**What the task requires:**
Filter this data down to the lines that hold "crystal", and copy them.
--- start Information supplied ---
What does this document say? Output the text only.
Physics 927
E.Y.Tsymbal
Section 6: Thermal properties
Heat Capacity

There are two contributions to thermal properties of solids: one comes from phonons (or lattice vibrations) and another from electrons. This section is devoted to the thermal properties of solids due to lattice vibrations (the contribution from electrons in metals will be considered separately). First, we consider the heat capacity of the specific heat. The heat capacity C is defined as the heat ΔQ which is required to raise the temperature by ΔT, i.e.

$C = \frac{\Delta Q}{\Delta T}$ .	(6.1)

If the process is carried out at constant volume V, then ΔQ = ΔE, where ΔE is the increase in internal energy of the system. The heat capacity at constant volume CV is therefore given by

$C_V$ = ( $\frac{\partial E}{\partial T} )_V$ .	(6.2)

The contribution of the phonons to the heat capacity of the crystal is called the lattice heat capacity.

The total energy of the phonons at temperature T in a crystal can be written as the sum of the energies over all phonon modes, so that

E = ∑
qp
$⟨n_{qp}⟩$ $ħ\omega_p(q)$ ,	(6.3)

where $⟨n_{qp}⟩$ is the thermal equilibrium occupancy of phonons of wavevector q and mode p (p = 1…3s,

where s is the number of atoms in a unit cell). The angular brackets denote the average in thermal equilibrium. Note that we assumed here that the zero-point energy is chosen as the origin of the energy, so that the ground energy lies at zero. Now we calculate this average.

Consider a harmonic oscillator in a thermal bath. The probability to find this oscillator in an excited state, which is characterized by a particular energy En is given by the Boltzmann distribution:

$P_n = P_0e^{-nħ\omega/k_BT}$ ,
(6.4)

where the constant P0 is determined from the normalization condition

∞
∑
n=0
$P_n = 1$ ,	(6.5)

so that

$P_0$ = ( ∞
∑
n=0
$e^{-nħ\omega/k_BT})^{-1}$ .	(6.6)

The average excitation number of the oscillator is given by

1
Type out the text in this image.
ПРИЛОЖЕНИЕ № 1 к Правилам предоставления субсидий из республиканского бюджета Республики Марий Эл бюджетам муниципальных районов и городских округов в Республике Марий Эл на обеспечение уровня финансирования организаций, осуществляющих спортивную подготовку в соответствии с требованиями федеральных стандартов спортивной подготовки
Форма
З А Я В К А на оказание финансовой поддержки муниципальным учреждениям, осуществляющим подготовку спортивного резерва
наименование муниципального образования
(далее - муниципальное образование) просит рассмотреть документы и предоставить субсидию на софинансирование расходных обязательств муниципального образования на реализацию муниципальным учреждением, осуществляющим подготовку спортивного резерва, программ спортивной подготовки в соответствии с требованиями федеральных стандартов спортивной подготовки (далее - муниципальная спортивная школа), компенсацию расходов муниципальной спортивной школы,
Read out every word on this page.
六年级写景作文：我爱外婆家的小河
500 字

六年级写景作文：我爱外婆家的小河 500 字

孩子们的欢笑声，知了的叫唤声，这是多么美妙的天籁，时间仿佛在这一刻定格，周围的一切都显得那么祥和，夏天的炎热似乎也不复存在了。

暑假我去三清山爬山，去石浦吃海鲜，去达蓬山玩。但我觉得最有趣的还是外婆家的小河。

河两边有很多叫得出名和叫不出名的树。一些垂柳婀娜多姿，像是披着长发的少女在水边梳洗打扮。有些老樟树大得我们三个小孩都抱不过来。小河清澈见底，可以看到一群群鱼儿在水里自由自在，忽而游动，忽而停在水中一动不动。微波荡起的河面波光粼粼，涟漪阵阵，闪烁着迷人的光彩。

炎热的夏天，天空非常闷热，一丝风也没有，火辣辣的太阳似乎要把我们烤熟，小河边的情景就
--- end Information supplied ---
**Expected output:**
The contribution of the phonons to the heat capacity of the crystal is called the lattice heat capacity.
The total energy of the phonons at temperature T in a crystal can be written as the sum of the energies over all phonon modes, so that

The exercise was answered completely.